◆ What you have to do:
Scan the lines below for the string "name" and copy every one that has it.

Start of Data to process

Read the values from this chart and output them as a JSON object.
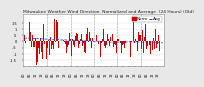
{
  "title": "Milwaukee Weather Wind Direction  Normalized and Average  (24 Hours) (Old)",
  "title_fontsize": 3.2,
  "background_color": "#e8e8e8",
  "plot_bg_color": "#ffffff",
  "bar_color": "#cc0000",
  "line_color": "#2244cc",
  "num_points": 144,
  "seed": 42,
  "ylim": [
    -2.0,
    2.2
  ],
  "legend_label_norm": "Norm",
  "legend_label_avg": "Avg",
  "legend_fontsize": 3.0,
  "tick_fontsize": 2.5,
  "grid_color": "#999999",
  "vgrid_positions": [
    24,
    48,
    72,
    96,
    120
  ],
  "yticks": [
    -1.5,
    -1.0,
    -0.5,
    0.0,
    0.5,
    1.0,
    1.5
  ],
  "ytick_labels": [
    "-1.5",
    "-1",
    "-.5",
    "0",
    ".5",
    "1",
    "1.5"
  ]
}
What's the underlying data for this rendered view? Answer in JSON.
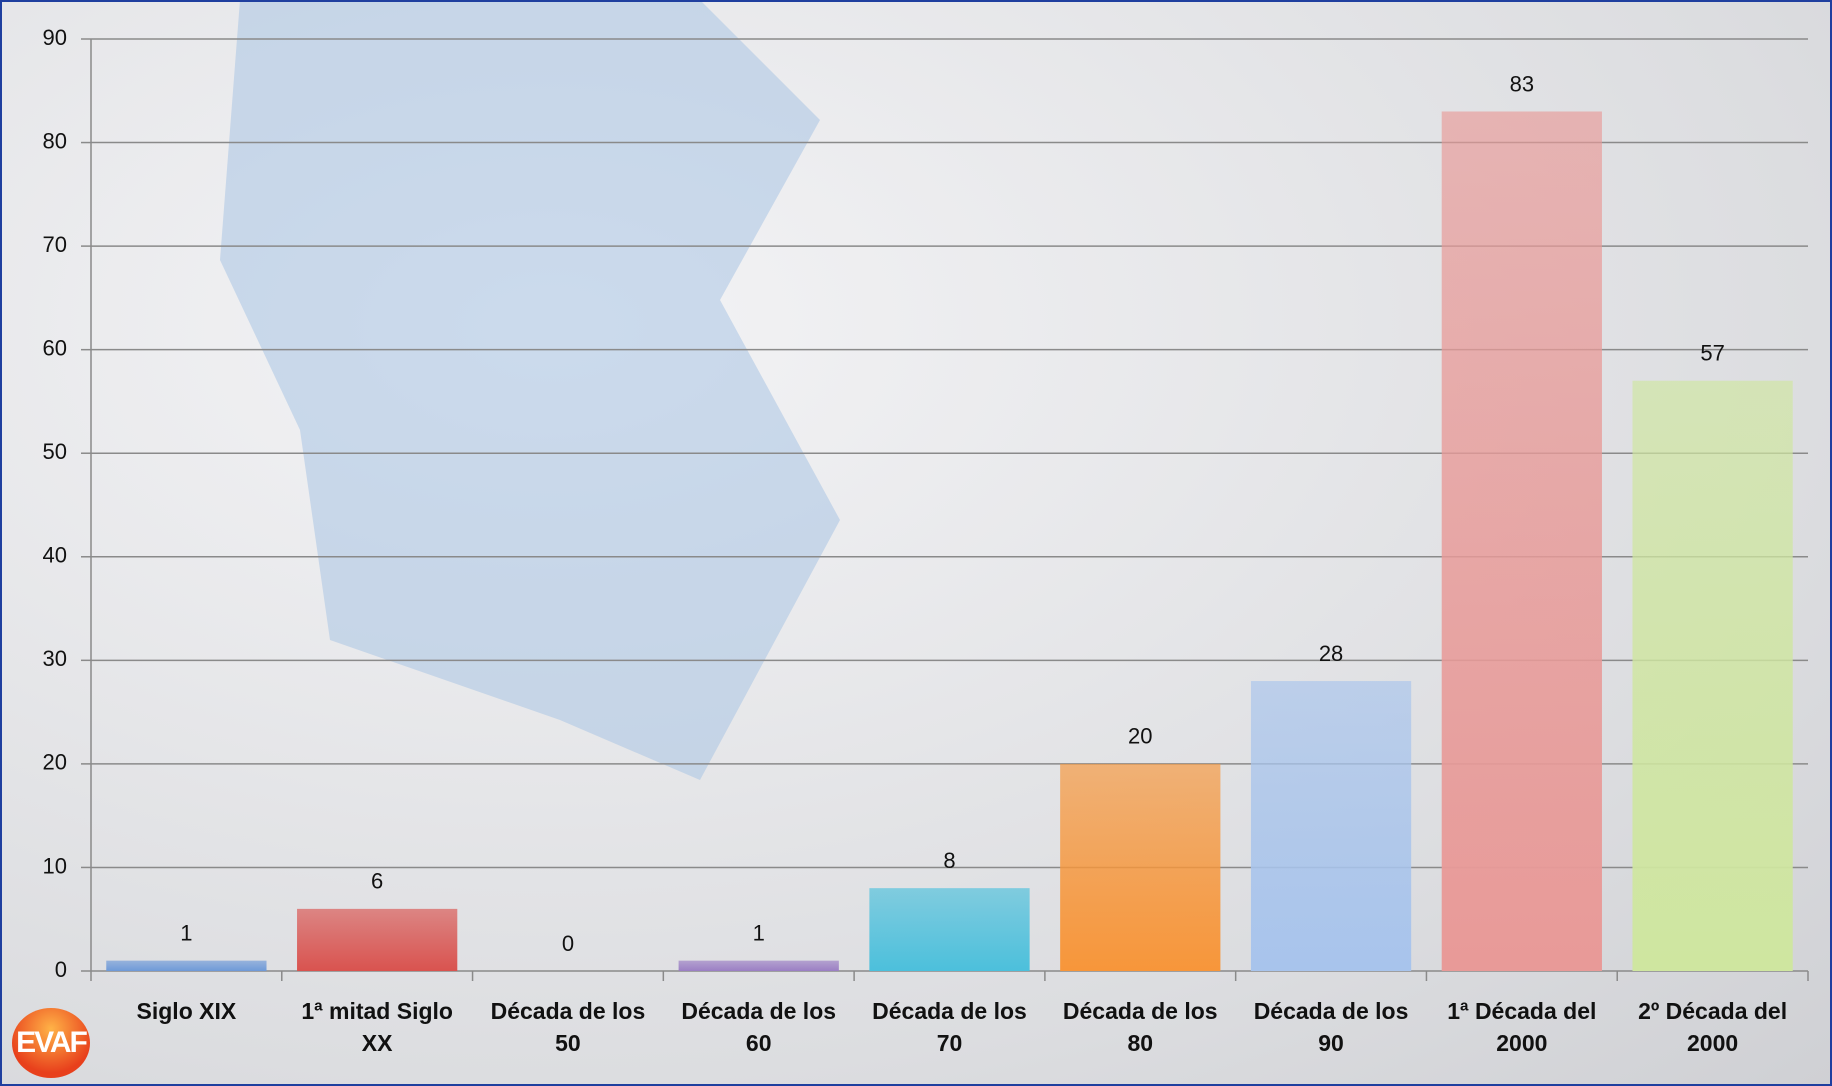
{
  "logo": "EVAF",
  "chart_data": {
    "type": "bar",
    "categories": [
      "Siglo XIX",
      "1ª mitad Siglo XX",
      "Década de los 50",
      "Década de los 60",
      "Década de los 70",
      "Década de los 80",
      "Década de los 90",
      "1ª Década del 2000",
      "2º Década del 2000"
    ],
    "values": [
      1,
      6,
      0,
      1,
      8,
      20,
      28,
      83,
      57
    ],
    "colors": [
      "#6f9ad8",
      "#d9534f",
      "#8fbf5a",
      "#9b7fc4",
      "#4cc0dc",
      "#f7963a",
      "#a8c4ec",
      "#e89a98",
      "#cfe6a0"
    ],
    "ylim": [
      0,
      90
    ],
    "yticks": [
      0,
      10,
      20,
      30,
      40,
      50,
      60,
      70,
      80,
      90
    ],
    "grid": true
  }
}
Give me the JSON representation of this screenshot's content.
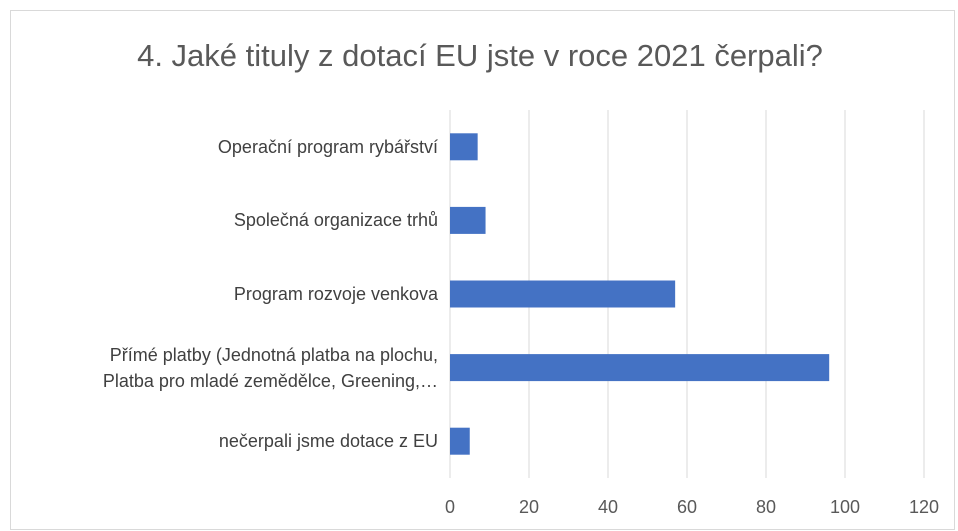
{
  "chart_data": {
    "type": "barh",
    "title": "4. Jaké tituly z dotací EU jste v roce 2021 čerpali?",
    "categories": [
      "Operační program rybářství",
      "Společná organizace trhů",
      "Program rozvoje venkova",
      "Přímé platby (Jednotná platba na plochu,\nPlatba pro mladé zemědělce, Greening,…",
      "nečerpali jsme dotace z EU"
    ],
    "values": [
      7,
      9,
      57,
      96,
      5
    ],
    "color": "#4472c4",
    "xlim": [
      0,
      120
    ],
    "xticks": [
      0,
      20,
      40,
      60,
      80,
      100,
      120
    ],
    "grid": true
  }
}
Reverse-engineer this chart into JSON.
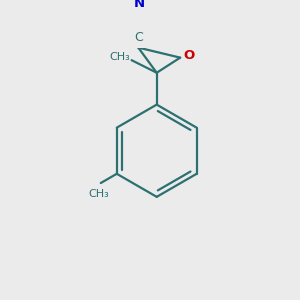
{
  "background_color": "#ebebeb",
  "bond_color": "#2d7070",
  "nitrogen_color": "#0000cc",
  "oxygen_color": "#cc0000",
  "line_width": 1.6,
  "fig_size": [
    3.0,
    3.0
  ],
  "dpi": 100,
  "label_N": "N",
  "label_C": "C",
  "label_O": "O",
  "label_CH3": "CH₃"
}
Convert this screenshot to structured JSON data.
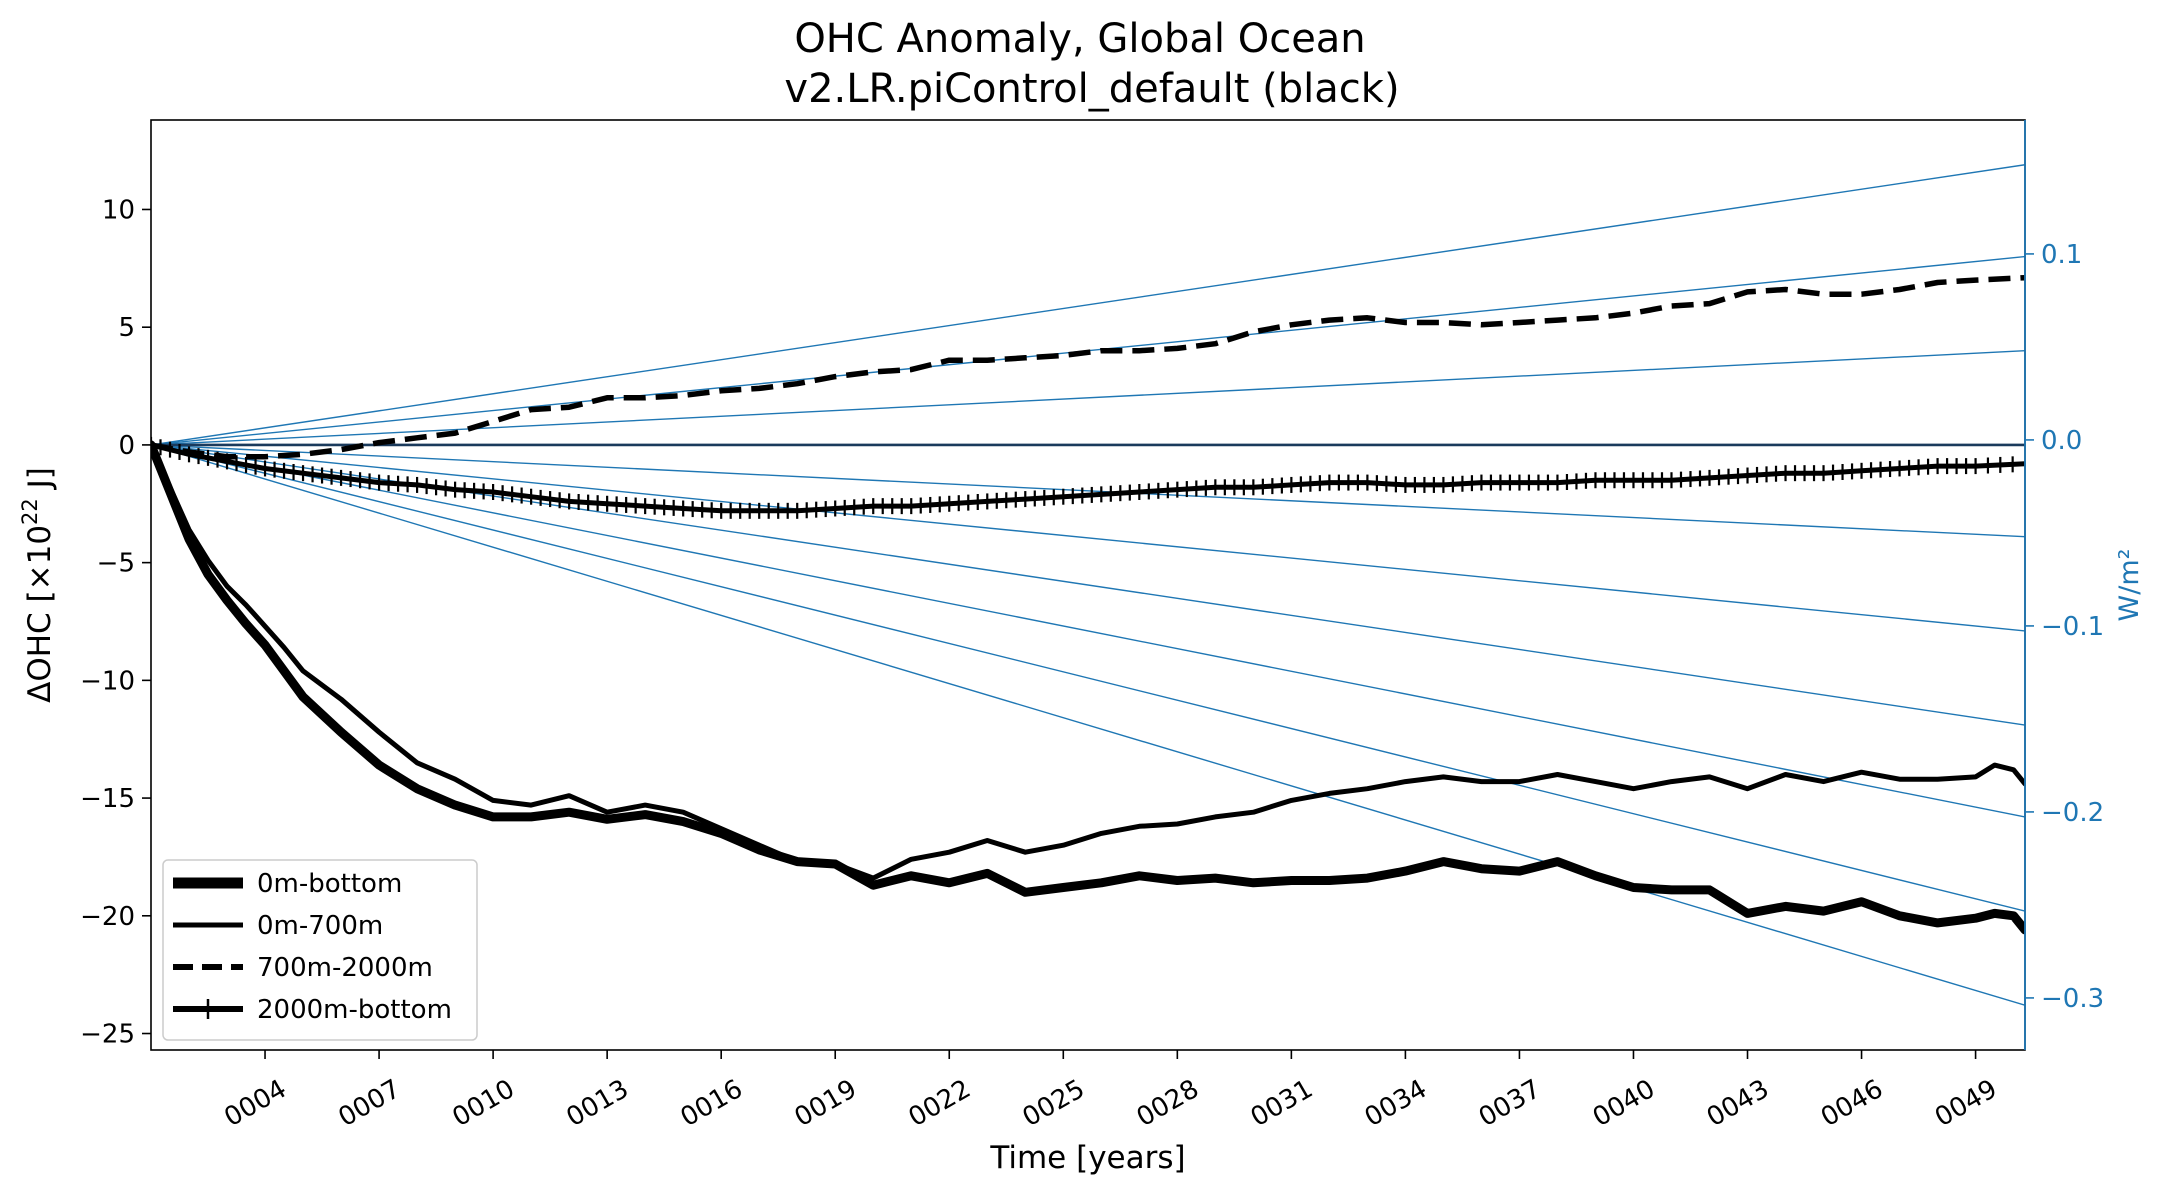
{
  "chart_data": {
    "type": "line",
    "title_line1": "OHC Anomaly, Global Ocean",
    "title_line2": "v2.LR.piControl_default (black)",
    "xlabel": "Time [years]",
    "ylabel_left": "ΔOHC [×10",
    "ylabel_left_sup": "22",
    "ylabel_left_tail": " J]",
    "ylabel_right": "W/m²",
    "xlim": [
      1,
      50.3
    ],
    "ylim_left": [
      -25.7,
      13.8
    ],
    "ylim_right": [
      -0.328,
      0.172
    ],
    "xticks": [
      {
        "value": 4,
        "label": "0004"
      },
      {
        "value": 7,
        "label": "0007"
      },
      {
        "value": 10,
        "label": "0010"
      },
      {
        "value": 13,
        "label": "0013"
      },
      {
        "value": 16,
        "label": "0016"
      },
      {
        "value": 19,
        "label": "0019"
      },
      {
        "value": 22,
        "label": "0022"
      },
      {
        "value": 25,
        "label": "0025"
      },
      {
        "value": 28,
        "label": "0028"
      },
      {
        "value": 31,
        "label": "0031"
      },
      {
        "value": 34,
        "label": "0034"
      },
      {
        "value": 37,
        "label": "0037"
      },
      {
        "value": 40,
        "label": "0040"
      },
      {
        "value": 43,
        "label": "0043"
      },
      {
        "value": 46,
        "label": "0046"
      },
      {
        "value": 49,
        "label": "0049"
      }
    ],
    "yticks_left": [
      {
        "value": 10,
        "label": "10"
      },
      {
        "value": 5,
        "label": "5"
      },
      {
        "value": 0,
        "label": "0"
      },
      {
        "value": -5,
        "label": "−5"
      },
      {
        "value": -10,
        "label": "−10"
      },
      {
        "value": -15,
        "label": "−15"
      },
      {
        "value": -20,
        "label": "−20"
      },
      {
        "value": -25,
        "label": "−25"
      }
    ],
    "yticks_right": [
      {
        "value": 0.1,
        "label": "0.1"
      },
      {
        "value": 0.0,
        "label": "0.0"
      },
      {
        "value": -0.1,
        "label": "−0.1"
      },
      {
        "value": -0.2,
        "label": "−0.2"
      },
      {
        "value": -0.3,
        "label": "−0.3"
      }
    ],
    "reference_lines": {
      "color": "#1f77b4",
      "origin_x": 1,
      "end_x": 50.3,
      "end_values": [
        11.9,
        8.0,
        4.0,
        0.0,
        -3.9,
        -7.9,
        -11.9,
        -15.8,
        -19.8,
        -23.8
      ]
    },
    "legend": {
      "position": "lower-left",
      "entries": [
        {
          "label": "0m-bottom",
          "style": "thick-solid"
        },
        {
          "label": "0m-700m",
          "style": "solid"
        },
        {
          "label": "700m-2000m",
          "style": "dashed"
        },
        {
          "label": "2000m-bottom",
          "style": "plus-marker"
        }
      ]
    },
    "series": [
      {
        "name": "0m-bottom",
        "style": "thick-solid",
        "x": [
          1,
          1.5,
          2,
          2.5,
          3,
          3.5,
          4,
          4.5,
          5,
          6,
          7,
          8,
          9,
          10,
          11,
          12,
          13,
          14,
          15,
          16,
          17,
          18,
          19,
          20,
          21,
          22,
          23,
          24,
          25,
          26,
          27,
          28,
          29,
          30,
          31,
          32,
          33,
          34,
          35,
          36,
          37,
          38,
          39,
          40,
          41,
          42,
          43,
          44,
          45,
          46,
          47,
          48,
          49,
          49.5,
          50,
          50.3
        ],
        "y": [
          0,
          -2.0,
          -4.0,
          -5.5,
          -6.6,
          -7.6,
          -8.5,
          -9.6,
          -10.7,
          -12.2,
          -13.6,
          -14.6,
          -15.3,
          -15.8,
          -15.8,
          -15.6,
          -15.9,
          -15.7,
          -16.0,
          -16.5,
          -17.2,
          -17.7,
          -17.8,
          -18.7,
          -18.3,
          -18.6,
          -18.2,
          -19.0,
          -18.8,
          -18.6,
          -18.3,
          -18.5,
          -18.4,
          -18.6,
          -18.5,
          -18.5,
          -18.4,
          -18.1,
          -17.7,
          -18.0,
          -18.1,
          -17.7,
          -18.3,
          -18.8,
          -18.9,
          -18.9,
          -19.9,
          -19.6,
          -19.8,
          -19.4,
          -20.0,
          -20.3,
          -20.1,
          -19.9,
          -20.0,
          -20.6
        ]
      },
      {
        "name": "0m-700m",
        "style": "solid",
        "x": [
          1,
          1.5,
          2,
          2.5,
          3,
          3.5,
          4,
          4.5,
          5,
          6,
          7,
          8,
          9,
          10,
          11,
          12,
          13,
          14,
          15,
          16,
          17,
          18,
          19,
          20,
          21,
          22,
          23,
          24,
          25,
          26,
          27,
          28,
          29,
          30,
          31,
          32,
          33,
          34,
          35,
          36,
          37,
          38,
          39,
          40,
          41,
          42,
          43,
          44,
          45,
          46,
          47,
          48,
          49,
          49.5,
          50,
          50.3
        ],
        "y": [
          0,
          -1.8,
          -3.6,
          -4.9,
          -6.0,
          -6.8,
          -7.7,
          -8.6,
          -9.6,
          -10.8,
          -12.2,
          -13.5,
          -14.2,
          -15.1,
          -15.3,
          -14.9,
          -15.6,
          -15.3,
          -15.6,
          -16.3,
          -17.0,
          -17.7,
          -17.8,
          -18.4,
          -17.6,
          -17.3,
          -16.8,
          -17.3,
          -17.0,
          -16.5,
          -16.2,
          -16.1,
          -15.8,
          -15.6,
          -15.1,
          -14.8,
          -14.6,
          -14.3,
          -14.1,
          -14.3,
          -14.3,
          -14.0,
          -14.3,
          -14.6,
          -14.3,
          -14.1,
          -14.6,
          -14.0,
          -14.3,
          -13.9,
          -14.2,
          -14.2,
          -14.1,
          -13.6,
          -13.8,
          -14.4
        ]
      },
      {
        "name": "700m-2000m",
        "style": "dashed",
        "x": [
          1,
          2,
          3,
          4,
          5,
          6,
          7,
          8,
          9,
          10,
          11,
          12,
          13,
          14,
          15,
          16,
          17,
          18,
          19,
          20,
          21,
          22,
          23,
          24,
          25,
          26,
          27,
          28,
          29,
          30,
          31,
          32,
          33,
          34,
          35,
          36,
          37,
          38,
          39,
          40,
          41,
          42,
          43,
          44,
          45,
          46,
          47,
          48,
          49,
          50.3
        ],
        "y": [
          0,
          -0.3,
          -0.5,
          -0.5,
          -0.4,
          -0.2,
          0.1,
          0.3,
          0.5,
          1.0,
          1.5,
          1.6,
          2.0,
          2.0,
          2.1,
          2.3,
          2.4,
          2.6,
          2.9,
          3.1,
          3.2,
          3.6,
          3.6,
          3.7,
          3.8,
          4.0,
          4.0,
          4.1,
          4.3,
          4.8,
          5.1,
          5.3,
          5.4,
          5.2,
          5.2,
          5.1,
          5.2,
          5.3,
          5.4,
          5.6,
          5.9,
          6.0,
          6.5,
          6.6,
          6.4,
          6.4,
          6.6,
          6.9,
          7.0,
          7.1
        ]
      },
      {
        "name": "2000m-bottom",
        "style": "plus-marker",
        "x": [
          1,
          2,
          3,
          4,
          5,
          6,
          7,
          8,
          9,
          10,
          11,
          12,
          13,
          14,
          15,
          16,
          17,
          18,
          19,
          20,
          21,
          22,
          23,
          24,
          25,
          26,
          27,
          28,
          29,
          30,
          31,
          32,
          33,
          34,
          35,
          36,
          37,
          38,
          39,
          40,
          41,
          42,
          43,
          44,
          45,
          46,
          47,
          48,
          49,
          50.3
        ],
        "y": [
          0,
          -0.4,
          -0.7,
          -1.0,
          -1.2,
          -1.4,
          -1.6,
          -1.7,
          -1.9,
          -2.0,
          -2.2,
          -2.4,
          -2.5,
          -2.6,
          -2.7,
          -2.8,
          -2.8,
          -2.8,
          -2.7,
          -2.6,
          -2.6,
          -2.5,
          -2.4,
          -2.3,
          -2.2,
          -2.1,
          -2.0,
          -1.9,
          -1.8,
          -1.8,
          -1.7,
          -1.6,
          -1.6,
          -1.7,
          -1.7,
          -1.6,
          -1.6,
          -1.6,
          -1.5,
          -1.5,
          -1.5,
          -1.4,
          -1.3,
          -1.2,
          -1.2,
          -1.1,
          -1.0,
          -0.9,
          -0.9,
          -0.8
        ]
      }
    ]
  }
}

End of Data to process

◆ Task solution:
        "name": "0m-bottom",
        "name": "0m-700m",
        "name": "700m-2000m",
        "name": "2000m-bottom",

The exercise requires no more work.